Written task » Exclude images, then output the remaining data verbatim.
= = =
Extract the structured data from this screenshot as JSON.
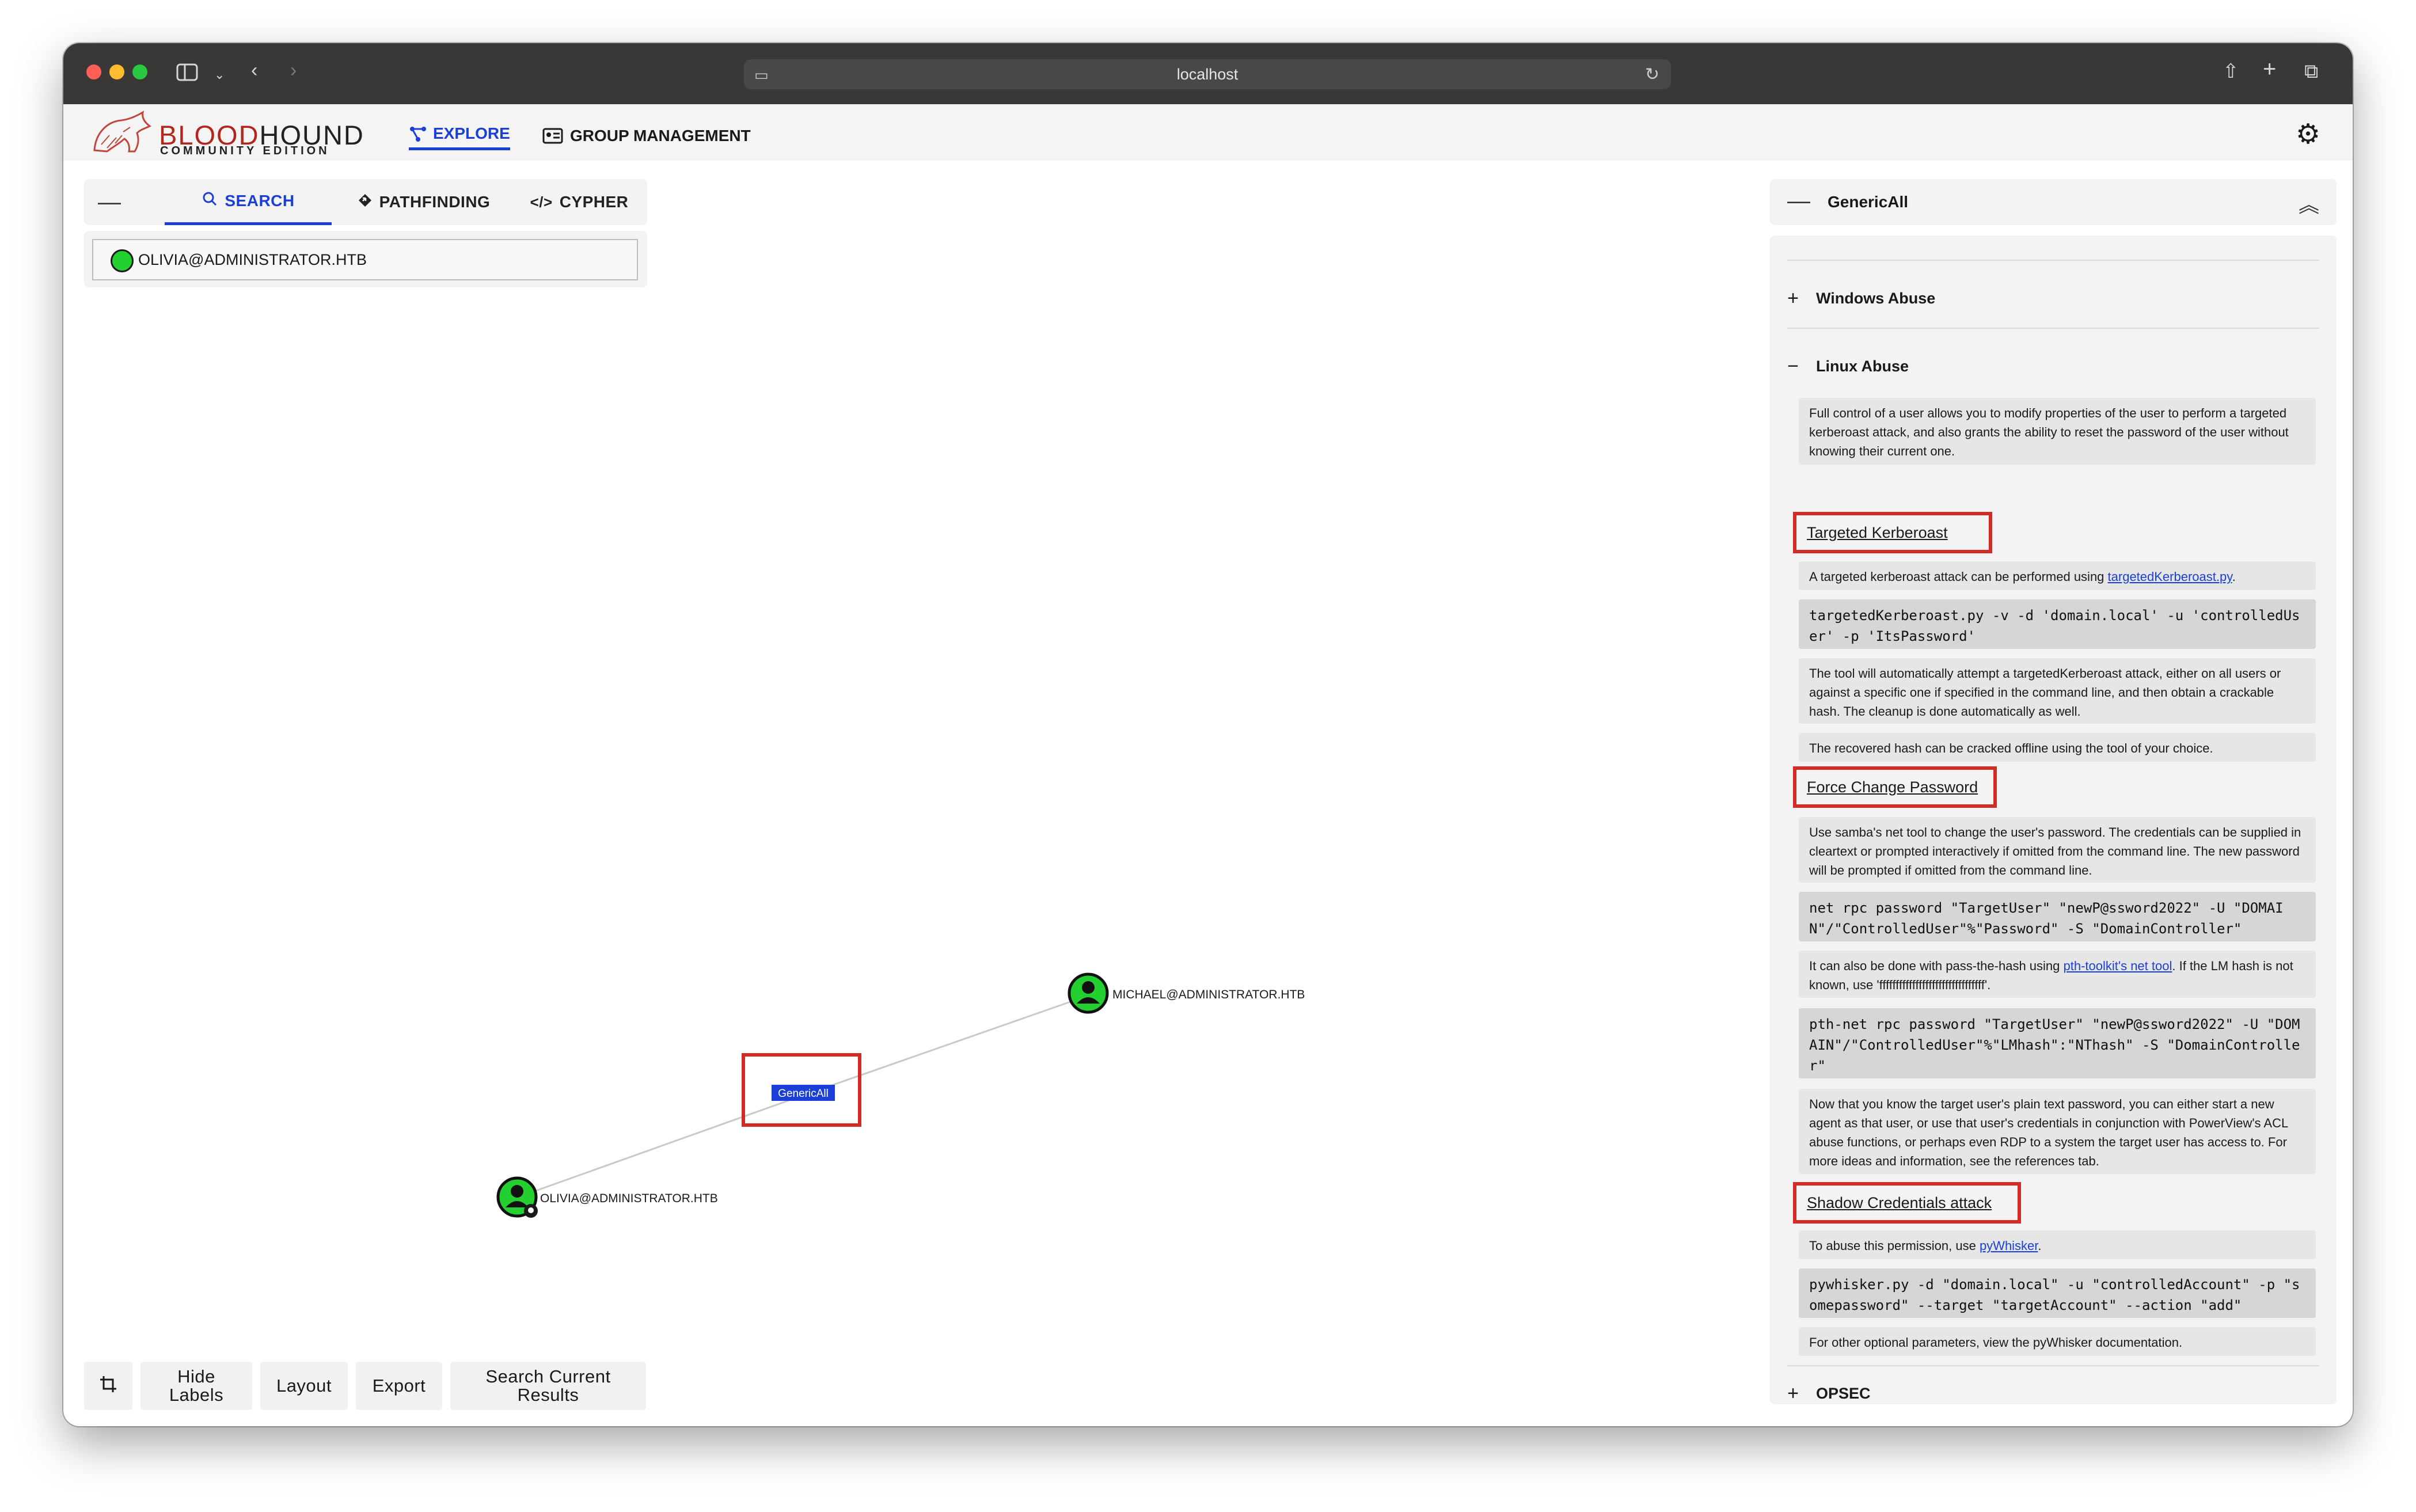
{
  "browser": {
    "url": "localhost"
  },
  "app": {
    "logo_name_a": "BLOOD",
    "logo_name_b": "HOUND",
    "logo_sub": "COMMUNITY EDITION",
    "nav": {
      "explore": "EXPLORE",
      "group_management": "GROUP MANAGEMENT"
    }
  },
  "search_panel": {
    "tabs": [
      "SEARCH",
      "PATHFINDING",
      "CYPHER"
    ],
    "search_value": "OLIVIA@ADMINISTRATOR.HTB"
  },
  "graph": {
    "nodes": [
      {
        "label": "MICHAEL@ADMINISTRATOR.HTB"
      },
      {
        "label": "OLIVIA@ADMINISTRATOR.HTB"
      }
    ],
    "edge_label": "GenericAll"
  },
  "toolbar": {
    "hide_labels_1": "Hide",
    "hide_labels_2": "Labels",
    "layout": "Layout",
    "export": "Export",
    "search_results_1": "Search Current",
    "search_results_2": "Results"
  },
  "details": {
    "title": "GenericAll",
    "windows_abuse": "Windows Abuse",
    "linux_abuse": "Linux Abuse",
    "opsec": "OPSEC",
    "intro": "Full control of a user allows you to modify properties of the user to perform a targeted kerberoast attack, and also grants the ability to reset the password of the user without knowing their current one.",
    "kerberoast": {
      "heading": "Targeted Kerberoast",
      "text_a": "A targeted kerberoast attack can be performed using ",
      "link": "targetedKerberoast.py",
      "text_b": ".",
      "code": "targetedKerberoast.py -v -d 'domain.local' -u 'controlledUser' -p 'ItsPassword'",
      "note": "The tool will automatically attempt a targetedKerberoast attack, either on all users or against a specific one if specified in the command line, and then obtain a crackable hash. The cleanup is done automatically as well.",
      "note2": "The recovered hash can be cracked offline using the tool of your choice."
    },
    "force_change": {
      "heading": "Force Change Password",
      "text": "Use samba's net tool to change the user's password. The credentials can be supplied in cleartext or prompted interactively if omitted from the command line. The new password will be prompted if omitted from the command line.",
      "code": "net rpc password \"TargetUser\" \"newP@ssword2022\" -U \"DOMAIN\"/\"ControlledUser\"%\"Password\" -S \"DomainController\"",
      "pth_a": "It can also be done with pass-the-hash using ",
      "pth_link": "pth-toolkit's net tool",
      "pth_b": ". If the LM hash is not known, use 'ffffffffffffffffffffffffffffffff'.",
      "code2": "pth-net rpc password \"TargetUser\" \"newP@ssword2022\" -U \"DOMAIN\"/\"ControlledUser\"%\"LMhash\":\"NThash\" -S \"DomainController\"",
      "followup": "Now that you know the target user's plain text password, you can either start a new agent as that user, or use that user's credentials in conjunction with PowerView's ACL abuse functions, or perhaps even RDP to a system the target user has access to. For more ideas and information, see the references tab."
    },
    "shadow": {
      "heading": "Shadow Credentials attack",
      "text_a": "To abuse this permission, use ",
      "link": "pyWhisker",
      "text_b": ".",
      "code": "pywhisker.py -d \"domain.local\" -u \"controlledAccount\" -p \"somepassword\" --target \"targetAccount\" --action \"add\"",
      "note": "For other optional parameters, view the pyWhisker documentation."
    }
  }
}
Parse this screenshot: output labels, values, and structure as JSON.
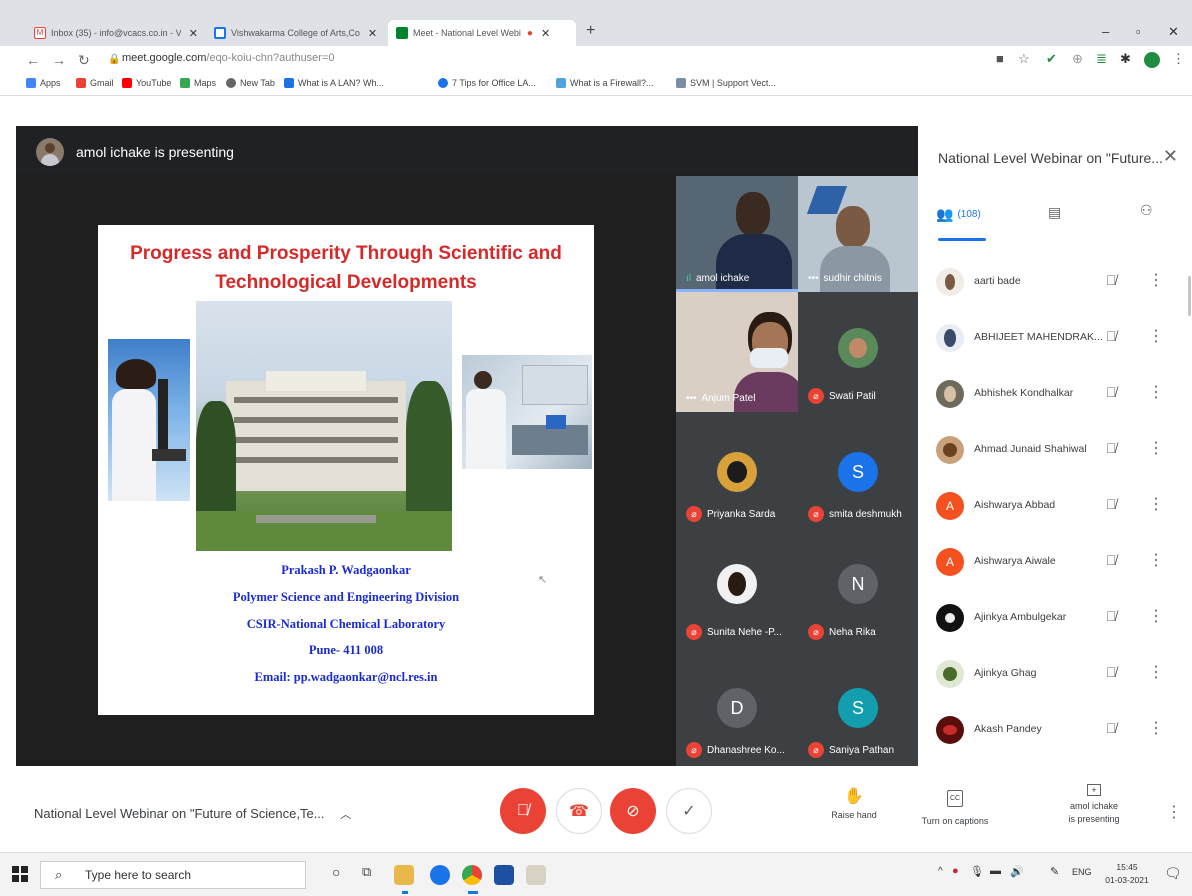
{
  "browser": {
    "tabs": [
      {
        "label": "Inbox (35) - info@vcacs.co.in - V",
        "icon": "gmail-icon",
        "active": false
      },
      {
        "label": "Vishwakarma College of Arts,Co",
        "icon": "doc-icon",
        "active": false
      },
      {
        "label": "Meet - National Level Webi",
        "icon": "meet-icon",
        "active": true
      }
    ],
    "new_tab": "+",
    "url_host": "meet.google.com",
    "url_path": "/eqo-koiu-chn?authuser=0",
    "bookmarks": [
      "Apps",
      "Gmail",
      "YouTube",
      "Maps",
      "New Tab",
      "What is A LAN? Wh...",
      "7 Tips for Office LA...",
      "What is a Firewall?...",
      "SVM | Support Vect..."
    ]
  },
  "meet": {
    "presenter_text": "amol ichake is presenting",
    "slide": {
      "title_line1": "Progress and Prosperity Through Scientific and",
      "title_line2": "Technological Developments",
      "author": "Prakash P. Wadgaonkar",
      "division": "Polymer Science and Engineering Division",
      "lab": "CSIR-National Chemical Laboratory",
      "city": "Pune- 411 008",
      "email": "Email: pp.wadgaonkar@ncl.res.in"
    },
    "tiles": [
      {
        "name": "amol ichake"
      },
      {
        "name": "sudhir chitnis"
      },
      {
        "name": "Anjum Patel"
      },
      {
        "name": "Swati Patil"
      },
      {
        "name": "Priyanka Sarda"
      },
      {
        "name": "smita deshmukh",
        "initial": "S"
      },
      {
        "name": "Sunita Nehe -P..."
      },
      {
        "name": "Neha Rika",
        "initial": "N"
      },
      {
        "name": "Dhanashree Ko...",
        "initial": "D"
      },
      {
        "name": "Saniya Pathan",
        "initial": "S"
      }
    ],
    "panel": {
      "title": "National Level Webinar on \"Future...",
      "people_count": "(108)",
      "participants": [
        {
          "name": "aarti bade"
        },
        {
          "name": "ABHIJEET MAHENDRAK..."
        },
        {
          "name": "Abhishek Kondhalkar"
        },
        {
          "name": "Ahmad Junaid Shahiwal"
        },
        {
          "name": "Aishwarya Abbad",
          "initial": "A"
        },
        {
          "name": "Aishwarya Aiwale",
          "initial": "A"
        },
        {
          "name": "Ajinkya Ambulgekar"
        },
        {
          "name": "Ajinkya Ghag"
        },
        {
          "name": "Akash Pandey"
        }
      ]
    },
    "bottom": {
      "meeting_title": "National Level Webinar on \"Future of Science,Te...",
      "raise_hand": "Raise hand",
      "captions": "Turn on captions",
      "captions_icon_text": "CC",
      "presenting_line1": "amol ichake",
      "presenting_line2": "is presenting"
    }
  },
  "taskbar": {
    "search_placeholder": "Type here to search",
    "lang": "ENG",
    "time": "15:45",
    "date": "01-03-2021"
  },
  "colors": {
    "meet_red": "#ea4335",
    "orange_avatar": "#f4511e",
    "teal_avatar": "#129eaf",
    "grey_tile": "#3c4043"
  }
}
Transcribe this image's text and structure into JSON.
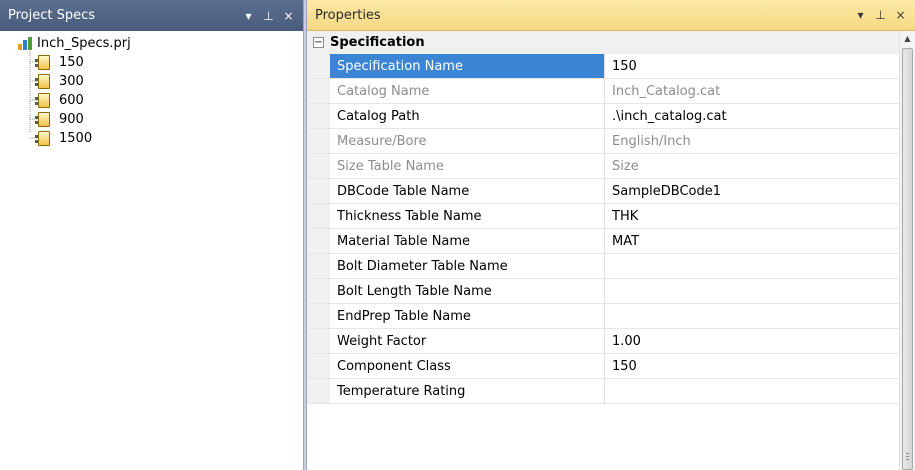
= = =
Solved exercise »
Extract the structured data from this screenshot as JSON.
{
  "browser": {
    "url": "localhost"
  },
  "app": {
    "logo_name_a": "BLOOD",
    "logo_name_b": "HOUND",
    "logo_sub": "COMMUNITY EDITION",
    "nav": {
      "explore": "EXPLORE",
      "group_management": "GROUP MANAGEMENT"
    }
  },
  "search_panel": {
    "tabs": [
      "SEARCH",
      "PATHFINDING",
      "CYPHER"
    ],
    "search_value": "OLIVIA@ADMINISTRATOR.HTB"
  },
  "graph": {
    "nodes": [
      {
        "label": "MICHAEL@ADMINISTRATOR.HTB"
      },
      {
        "label": "OLIVIA@ADMINISTRATOR.HTB"
      }
    ],
    "edge_label": "GenericAll"
  },
  "toolbar": {
    "hide_labels_1": "Hide",
    "hide_labels_2": "Labels",
    "layout": "Layout",
    "export": "Export",
    "search_results_1": "Search Current",
    "search_results_2": "Results"
  },
  "details": {
    "title": "GenericAll",
    "windows_abuse": "Windows Abuse",
    "linux_abuse": "Linux Abuse",
    "opsec": "OPSEC",
    "intro": "Full control of a user allows you to modify properties of the user to perform a targeted kerberoast attack, and also grants the ability to reset the password of the user without knowing their current one.",
    "kerberoast": {
      "heading": "Targeted Kerberoast",
      "text_a": "A targeted kerberoast attack can be performed using ",
      "link": "targetedKerberoast.py",
      "text_b": ".",
      "code": "targetedKerberoast.py -v -d 'domain.local' -u 'controlledUser' -p 'ItsPassword'",
      "note": "The tool will automatically attempt a targetedKerberoast attack, either on all users or against a specific one if specified in the command line, and then obtain a crackable hash. The cleanup is done automatically as well.",
      "note2": "The recovered hash can be cracked offline using the tool of your choice."
    },
    "force_change": {
      "heading": "Force Change Password",
      "text": "Use samba's net tool to change the user's password. The credentials can be supplied in cleartext or prompted interactively if omitted from the command line. The new password will be prompted if omitted from the command line.",
      "code": "net rpc password \"TargetUser\" \"newP@ssword2022\" -U \"DOMAIN\"/\"ControlledUser\"%\"Password\" -S \"DomainController\"",
      "pth_a": "It can also be done with pass-the-hash using ",
      "pth_link": "pth-toolkit's net tool",
      "pth_b": ". If the LM hash is not known, use 'ffffffffffffffffffffffffffffffff'.",
      "code2": "pth-net rpc password \"TargetUser\" \"newP@ssword2022\" -U \"DOMAIN\"/\"ControlledUser\"%\"LMhash\":\"NThash\" -S \"DomainController\"",
      "followup": "Now that you know the target user's plain text password, you can either start a new agent as that user, or use that user's credentials in conjunction with PowerView's ACL abuse functions, or perhaps even RDP to a system the target user has access to. For more ideas and information, see the references tab."
    },
    "shadow": {
      "heading": "Shadow Credentials attack",
      "text_a": "To abuse this permission, use ",
      "link": "pyWhisker",
      "text_b": ".",
      "code": "pywhisker.py -d \"domain.local\" -u \"controlledAccount\" -p \"somepassword\" --target \"targetAccount\" --action \"add\"",
      "note": "For other optional parameters, view the pyWhisker documentation."
    }
  }
}
Parse this screenshot: output labels, values, and structure as JSON.
{
  "browser": {
    "tabs": [
      {
        "label": "Inbox (35) - info@vcacs.co.in - V",
        "icon": "gmail-icon",
        "active": false
      },
      {
        "label": "Vishwakarma College of Arts,Co",
        "icon": "doc-icon",
        "active": false
      },
      {
        "label": "Meet - National Level Webi",
        "icon": "meet-icon",
        "active": true
      }
    ],
    "new_tab": "+",
    "url_host": "meet.google.com",
    "url_path": "/eqo-koiu-chn?authuser=0",
    "bookmarks": [
      "Apps",
      "Gmail",
      "YouTube",
      "Maps",
      "New Tab",
      "What is A LAN? Wh...",
      "7 Tips for Office LA...",
      "What is a Firewall?...",
      "SVM | Support Vect..."
    ]
  },
  "meet": {
    "presenter_text": "amol ichake is presenting",
    "slide": {
      "title_line1": "Progress and Prosperity Through Scientific and",
      "title_line2": "Technological Developments",
      "author": "Prakash P. Wadgaonkar",
      "division": "Polymer Science and Engineering Division",
      "lab": "CSIR-National Chemical Laboratory",
      "city": "Pune- 411 008",
      "email": "Email: pp.wadgaonkar@ncl.res.in"
    },
    "tiles": [
      {
        "name": "amol ichake"
      },
      {
        "name": "sudhir chitnis"
      },
      {
        "name": "Anjum Patel"
      },
      {
        "name": "Swati Patil"
      },
      {
        "name": "Priyanka Sarda"
      },
      {
        "name": "smita deshmukh",
        "initial": "S"
      },
      {
        "name": "Sunita Nehe -P..."
      },
      {
        "name": "Neha Rika",
        "initial": "N"
      },
      {
        "name": "Dhanashree Ko...",
        "initial": "D"
      },
      {
        "name": "Saniya Pathan",
        "initial": "S"
      }
    ],
    "panel": {
      "title": "National Level Webinar on \"Future...",
      "people_count": "(108)",
      "participants": [
        {
          "name": "aarti bade"
        },
        {
          "name": "ABHIJEET MAHENDRAK..."
        },
        {
          "name": "Abhishek Kondhalkar"
        },
        {
          "name": "Ahmad Junaid Shahiwal"
        },
        {
          "name": "Aishwarya Abbad",
          "initial": "A"
        },
        {
          "name": "Aishwarya Aiwale",
          "initial": "A"
        },
        {
          "name": "Ajinkya Ambulgekar"
        },
        {
          "name": "Ajinkya Ghag"
        },
        {
          "name": "Akash Pandey"
        }
      ]
    },
    "bottom": {
      "meeting_title": "National Level Webinar on \"Future of Science,Te...",
      "raise_hand": "Raise hand",
      "captions": "Turn on captions",
      "captions_icon_text": "CC",
      "presenting_line1": "amol ichake",
      "presenting_line2": "is presenting"
    }
  },
  "taskbar": {
    "search_placeholder": "Type here to search",
    "lang": "ENG",
    "time": "15:45",
    "date": "01-03-2021"
  },
  "colors": {
    "meet_red": "#ea4335",
    "orange_avatar": "#f4511e",
    "teal_avatar": "#129eaf",
    "grey_tile": "#3c4043"
  }
}
Transcribe this image's text and structure into JSON.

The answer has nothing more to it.